Problem to solve » Read the listing and extract each line that includes the word "value".

[Dataset excerpt]
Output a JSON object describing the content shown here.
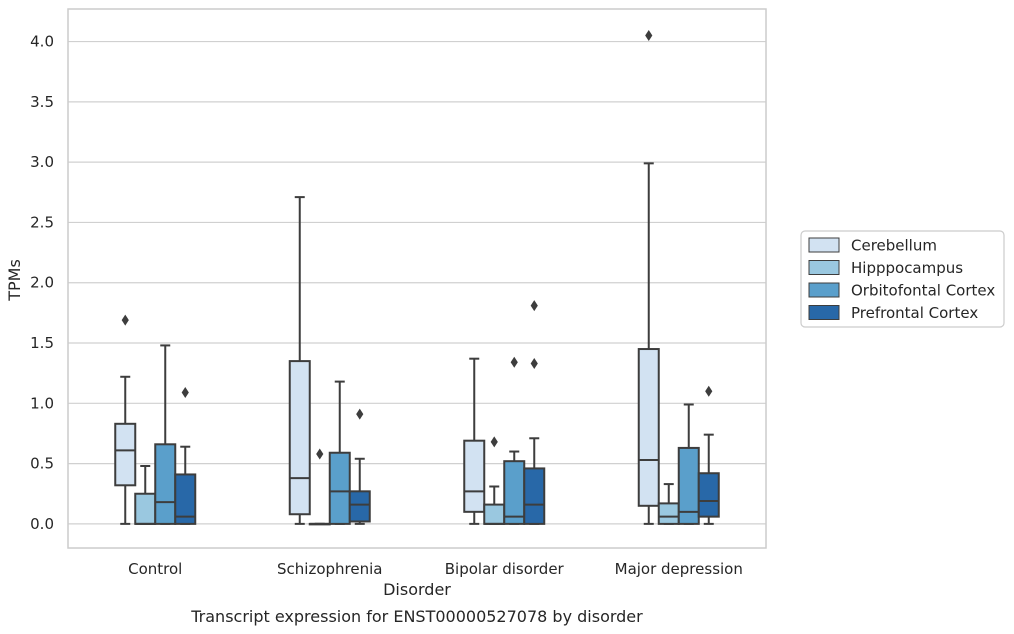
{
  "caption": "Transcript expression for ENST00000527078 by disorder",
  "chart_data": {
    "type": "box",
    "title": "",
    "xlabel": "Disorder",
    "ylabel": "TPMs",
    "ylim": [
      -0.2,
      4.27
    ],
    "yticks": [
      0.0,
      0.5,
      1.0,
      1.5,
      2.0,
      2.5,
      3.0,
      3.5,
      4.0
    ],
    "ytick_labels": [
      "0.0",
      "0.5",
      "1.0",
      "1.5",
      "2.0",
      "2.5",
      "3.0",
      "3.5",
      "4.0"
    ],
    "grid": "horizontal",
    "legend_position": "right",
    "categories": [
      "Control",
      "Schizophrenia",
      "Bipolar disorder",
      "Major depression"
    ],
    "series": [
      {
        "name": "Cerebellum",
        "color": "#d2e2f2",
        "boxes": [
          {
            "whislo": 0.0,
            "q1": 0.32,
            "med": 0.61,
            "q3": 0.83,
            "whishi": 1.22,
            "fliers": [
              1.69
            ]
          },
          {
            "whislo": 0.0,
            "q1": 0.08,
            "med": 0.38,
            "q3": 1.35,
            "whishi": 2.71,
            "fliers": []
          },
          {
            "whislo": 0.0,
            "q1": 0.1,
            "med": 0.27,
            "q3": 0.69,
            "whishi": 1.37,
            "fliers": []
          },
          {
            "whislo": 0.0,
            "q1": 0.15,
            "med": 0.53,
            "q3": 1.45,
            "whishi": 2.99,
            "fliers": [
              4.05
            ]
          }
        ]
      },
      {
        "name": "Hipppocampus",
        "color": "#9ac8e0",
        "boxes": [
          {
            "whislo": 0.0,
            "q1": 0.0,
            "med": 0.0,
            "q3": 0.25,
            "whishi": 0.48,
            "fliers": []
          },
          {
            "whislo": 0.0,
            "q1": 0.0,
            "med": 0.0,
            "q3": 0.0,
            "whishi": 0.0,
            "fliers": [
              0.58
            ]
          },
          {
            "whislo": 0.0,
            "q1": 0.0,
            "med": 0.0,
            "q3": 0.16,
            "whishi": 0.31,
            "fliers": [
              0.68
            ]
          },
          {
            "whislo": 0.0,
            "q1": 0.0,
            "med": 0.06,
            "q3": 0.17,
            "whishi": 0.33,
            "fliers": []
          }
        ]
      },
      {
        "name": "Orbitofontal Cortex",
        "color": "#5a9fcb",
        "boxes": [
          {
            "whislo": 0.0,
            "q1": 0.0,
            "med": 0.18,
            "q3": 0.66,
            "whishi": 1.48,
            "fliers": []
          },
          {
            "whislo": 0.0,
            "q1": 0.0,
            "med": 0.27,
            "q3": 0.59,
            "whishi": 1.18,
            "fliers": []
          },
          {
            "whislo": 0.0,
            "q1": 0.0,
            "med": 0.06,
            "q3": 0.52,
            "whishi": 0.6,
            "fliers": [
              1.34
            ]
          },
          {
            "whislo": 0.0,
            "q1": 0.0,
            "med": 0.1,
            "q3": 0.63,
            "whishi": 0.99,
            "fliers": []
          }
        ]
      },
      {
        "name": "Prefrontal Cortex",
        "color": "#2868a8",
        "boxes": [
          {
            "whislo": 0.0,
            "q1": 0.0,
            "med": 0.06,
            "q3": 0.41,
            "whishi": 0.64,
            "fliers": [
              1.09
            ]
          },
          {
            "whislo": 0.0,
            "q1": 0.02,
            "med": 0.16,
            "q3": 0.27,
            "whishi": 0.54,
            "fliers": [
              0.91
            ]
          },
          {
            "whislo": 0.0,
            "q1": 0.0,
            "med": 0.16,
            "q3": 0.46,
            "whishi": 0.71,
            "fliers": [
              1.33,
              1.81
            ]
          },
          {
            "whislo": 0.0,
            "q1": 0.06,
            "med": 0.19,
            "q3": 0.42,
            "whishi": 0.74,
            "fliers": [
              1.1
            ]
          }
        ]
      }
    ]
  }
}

...

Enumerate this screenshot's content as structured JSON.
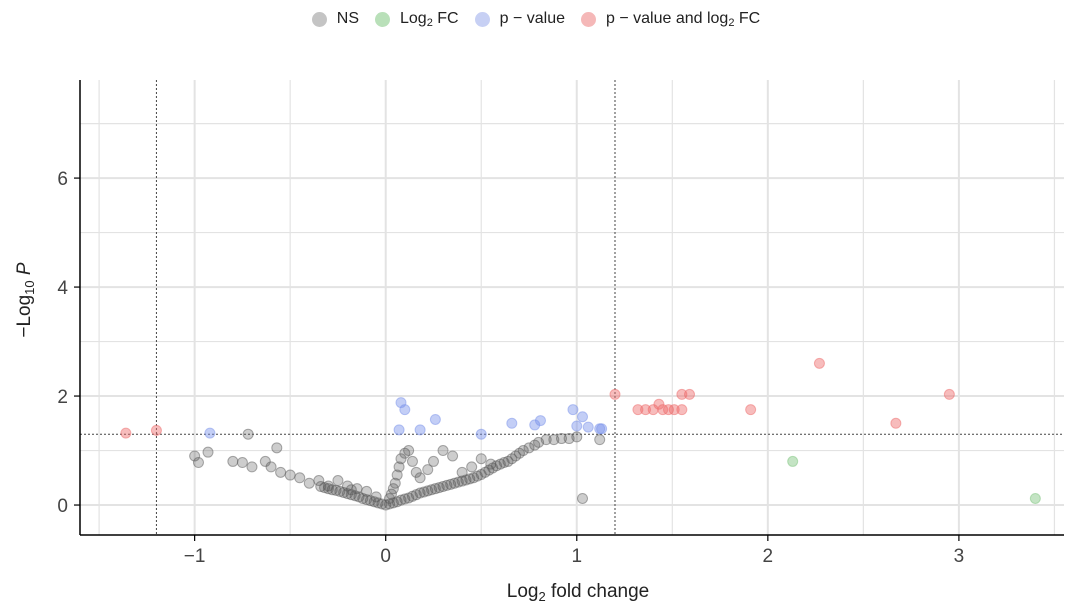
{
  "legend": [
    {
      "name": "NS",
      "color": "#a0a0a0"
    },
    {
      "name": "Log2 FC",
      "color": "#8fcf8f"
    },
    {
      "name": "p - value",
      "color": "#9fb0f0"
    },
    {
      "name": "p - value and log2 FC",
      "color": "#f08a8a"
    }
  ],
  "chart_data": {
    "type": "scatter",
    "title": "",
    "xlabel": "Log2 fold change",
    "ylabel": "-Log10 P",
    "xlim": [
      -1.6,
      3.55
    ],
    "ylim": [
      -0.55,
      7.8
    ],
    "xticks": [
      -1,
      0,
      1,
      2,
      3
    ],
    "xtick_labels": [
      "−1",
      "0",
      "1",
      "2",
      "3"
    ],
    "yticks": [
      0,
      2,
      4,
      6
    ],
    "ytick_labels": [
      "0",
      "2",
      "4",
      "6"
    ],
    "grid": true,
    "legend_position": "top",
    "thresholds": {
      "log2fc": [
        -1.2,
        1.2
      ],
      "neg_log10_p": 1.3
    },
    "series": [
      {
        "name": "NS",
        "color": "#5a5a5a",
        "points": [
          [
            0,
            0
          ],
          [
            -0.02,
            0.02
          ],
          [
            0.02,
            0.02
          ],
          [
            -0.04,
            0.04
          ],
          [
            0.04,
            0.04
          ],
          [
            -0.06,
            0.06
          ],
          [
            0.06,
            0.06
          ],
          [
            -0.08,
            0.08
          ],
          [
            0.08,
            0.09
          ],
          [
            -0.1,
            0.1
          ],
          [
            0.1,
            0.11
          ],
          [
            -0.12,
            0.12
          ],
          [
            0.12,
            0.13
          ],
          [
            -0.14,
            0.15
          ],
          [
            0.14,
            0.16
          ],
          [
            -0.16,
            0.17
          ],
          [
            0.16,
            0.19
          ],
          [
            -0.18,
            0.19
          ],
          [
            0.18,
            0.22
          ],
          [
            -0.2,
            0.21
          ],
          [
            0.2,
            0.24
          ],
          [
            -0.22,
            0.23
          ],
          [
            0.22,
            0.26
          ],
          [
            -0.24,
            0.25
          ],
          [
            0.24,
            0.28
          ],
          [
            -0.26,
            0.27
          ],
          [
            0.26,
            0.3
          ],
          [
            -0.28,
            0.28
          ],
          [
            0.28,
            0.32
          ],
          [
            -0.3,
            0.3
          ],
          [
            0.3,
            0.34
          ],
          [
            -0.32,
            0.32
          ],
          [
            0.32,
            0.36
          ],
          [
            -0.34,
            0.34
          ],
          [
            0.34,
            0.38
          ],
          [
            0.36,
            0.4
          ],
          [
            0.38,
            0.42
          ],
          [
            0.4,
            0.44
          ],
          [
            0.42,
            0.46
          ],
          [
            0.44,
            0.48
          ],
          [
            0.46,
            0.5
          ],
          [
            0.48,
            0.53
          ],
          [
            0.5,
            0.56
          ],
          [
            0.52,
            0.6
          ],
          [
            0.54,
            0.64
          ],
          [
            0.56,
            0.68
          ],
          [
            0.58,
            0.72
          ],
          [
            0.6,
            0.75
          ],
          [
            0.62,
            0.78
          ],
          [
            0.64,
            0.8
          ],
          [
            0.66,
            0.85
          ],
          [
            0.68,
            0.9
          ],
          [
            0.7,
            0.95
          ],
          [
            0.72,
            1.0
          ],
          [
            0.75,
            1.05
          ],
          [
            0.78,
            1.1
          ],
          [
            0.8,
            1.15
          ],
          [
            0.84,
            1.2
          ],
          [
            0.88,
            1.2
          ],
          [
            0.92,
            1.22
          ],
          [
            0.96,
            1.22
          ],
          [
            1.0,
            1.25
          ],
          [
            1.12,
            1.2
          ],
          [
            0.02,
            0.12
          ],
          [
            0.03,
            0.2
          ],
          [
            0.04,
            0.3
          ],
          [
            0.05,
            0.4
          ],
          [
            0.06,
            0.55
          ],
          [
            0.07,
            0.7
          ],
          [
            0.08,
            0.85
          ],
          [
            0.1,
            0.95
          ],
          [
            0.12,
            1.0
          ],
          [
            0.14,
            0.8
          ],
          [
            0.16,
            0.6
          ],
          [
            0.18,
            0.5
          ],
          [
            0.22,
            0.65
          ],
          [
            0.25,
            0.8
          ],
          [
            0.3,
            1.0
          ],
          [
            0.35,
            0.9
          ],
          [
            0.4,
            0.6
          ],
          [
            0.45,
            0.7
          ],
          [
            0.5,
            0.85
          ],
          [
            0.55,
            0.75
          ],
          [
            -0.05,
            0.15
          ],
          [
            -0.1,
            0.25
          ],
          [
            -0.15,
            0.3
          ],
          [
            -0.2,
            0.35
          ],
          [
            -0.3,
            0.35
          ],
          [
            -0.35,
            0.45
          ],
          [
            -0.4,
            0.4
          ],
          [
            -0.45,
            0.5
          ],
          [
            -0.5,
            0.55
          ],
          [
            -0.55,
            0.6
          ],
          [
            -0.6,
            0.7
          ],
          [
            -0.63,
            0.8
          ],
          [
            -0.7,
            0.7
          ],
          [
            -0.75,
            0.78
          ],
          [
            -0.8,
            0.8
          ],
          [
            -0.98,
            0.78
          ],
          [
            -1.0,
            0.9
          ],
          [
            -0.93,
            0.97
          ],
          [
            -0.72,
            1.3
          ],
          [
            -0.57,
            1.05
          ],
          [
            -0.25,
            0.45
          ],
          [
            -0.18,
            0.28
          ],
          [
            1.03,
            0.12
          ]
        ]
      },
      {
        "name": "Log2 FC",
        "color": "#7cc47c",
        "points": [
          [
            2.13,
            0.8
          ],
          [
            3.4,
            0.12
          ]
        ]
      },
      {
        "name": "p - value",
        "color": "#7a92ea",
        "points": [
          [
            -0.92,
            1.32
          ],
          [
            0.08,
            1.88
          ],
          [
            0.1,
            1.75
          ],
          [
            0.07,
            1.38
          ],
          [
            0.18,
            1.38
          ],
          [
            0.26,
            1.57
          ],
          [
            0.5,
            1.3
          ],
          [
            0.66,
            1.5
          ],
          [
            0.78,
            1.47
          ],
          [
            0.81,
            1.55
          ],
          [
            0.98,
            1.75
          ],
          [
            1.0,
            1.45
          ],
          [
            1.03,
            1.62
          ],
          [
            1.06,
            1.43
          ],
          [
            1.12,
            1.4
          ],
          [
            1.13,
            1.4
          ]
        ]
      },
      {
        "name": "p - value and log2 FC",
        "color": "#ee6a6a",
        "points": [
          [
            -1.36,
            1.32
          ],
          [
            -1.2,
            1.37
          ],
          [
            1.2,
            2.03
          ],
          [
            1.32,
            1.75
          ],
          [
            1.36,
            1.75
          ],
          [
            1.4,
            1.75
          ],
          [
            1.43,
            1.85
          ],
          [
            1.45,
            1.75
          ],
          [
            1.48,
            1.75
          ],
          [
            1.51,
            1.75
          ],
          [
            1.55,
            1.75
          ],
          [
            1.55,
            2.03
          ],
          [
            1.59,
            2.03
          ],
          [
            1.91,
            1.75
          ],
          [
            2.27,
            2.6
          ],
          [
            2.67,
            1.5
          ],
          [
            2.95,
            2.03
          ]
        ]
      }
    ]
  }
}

Output below »
      "name": "p - value",
      "name": "p - value and log2 FC",
        "name": "p - value",
        "name": "p - value and log2 FC",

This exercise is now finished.